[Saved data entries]
— START —

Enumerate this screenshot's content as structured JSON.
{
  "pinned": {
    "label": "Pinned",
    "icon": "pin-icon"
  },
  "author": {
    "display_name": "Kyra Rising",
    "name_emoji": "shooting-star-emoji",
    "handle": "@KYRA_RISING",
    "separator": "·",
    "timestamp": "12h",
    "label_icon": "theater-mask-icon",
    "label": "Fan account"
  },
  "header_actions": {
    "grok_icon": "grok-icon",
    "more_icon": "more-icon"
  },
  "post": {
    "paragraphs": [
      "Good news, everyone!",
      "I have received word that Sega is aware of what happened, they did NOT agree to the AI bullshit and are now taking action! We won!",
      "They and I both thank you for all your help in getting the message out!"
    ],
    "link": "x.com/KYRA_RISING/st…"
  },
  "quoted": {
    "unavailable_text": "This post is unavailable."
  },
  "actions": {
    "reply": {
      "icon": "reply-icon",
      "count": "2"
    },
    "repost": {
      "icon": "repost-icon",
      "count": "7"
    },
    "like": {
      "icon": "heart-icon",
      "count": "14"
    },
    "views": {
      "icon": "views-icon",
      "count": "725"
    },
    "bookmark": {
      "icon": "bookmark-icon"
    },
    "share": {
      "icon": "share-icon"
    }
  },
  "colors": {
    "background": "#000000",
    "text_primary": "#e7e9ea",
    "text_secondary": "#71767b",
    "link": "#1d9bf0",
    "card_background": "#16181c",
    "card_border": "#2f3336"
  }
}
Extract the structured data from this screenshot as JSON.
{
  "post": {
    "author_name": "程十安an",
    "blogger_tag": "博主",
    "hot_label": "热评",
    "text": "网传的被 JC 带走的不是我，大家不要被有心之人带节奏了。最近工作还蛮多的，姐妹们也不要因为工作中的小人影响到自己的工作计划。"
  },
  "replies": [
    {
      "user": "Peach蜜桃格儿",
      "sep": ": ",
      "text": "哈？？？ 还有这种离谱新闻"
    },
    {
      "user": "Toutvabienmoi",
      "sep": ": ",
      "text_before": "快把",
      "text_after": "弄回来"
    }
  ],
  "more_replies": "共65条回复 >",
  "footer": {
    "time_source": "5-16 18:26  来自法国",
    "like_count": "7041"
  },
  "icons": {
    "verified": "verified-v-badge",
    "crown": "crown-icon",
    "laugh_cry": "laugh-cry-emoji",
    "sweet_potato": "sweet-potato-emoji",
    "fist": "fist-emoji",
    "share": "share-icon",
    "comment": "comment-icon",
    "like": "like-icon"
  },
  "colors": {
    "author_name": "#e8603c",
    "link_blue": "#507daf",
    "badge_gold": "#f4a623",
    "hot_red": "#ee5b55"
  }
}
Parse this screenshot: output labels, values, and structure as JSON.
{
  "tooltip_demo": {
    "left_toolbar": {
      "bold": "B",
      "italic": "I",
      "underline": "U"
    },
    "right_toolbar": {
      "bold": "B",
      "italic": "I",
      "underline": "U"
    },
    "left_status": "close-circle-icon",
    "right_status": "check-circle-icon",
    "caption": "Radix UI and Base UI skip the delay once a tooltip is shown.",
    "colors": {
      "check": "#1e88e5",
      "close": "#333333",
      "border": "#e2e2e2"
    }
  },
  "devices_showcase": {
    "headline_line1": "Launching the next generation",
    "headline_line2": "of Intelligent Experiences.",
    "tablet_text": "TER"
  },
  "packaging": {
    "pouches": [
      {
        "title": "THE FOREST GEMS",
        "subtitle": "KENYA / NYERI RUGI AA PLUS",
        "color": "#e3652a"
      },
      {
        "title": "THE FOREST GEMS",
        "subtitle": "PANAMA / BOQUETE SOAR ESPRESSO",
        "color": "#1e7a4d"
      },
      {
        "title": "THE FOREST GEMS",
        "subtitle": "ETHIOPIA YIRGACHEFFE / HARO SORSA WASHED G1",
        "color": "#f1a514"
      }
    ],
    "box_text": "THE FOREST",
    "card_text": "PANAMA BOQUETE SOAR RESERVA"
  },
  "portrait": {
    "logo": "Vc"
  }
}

— END —

## WHAT YOU SHOULD DO
Return all lines of the material above in which the word "JSON" occurs.

## FINAL RESULT
Enumerate this screenshot's content as structured JSON.
Extract the structured data from this screenshot as JSON.
Parse this screenshot: output labels, values, and structure as JSON.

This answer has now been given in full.